> _What you have to do_
Copy every line of the entries that includes the word "structured".

> _Records provided_
● ● ● ● ● ● ●

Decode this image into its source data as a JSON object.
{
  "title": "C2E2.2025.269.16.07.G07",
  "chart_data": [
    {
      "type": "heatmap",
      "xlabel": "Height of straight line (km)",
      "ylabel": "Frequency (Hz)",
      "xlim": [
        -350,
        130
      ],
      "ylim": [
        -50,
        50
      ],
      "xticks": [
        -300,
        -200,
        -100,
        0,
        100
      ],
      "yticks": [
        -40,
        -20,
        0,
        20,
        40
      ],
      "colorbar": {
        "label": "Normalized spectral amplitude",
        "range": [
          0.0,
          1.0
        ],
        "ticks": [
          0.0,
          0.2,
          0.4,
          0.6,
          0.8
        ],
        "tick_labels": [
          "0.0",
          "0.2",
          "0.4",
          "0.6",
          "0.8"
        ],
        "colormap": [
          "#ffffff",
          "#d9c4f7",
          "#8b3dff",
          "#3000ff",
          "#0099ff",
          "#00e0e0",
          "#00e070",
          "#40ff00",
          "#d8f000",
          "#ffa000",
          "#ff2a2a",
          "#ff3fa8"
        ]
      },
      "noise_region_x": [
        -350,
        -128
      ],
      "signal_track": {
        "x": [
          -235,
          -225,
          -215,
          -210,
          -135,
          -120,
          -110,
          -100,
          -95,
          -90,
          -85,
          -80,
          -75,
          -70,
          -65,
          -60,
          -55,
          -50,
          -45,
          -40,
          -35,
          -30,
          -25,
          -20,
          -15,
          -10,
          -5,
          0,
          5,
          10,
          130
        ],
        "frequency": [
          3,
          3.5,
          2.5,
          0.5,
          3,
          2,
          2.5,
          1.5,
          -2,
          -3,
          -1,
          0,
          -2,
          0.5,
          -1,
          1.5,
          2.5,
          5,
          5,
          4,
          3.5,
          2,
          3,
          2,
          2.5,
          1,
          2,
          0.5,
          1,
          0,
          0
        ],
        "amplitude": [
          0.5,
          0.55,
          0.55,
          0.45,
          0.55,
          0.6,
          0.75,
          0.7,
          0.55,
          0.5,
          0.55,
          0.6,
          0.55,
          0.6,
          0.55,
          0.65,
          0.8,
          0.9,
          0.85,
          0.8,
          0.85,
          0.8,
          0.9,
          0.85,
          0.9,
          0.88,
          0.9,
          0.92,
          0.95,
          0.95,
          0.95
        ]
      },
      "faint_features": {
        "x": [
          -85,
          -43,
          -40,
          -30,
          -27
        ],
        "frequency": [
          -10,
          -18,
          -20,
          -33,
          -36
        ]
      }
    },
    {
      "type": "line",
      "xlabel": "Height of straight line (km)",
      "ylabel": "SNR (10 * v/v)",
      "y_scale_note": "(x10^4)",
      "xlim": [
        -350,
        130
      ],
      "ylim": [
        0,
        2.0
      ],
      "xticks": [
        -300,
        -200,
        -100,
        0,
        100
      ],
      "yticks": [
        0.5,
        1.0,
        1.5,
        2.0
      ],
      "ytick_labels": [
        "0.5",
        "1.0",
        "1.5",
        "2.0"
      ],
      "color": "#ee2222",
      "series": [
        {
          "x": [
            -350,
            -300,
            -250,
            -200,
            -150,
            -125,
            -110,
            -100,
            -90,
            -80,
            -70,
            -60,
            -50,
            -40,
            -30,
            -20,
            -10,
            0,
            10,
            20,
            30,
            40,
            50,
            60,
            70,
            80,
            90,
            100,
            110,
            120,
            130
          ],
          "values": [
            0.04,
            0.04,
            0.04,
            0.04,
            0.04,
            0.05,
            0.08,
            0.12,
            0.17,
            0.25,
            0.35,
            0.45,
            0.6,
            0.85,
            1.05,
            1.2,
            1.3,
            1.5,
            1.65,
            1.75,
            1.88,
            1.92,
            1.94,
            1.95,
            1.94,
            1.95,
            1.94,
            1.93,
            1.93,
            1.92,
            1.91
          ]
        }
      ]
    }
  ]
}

● ● ● ● ● ● ●

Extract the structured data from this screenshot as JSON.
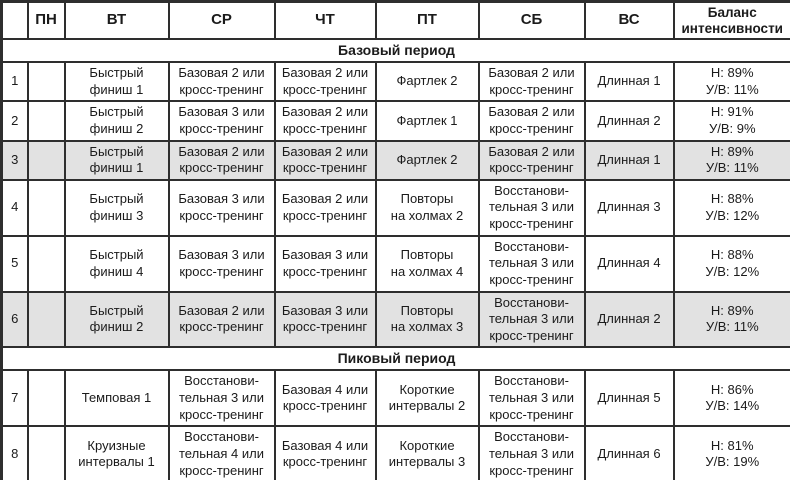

● ● ● ● ● ● ●

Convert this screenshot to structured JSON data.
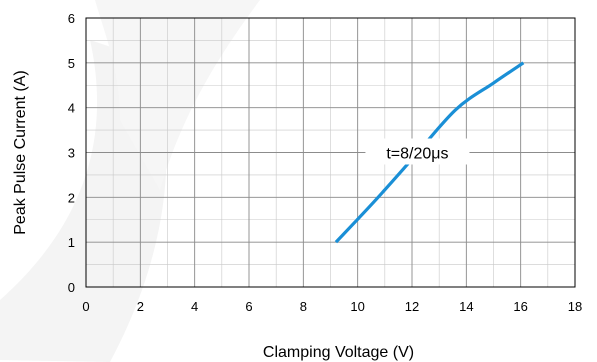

● ● ● ● ● ● ●

> _Answer to this task_
Extract the structured data from this screenshot as JSON.
Convert this screenshot to structured JSON data.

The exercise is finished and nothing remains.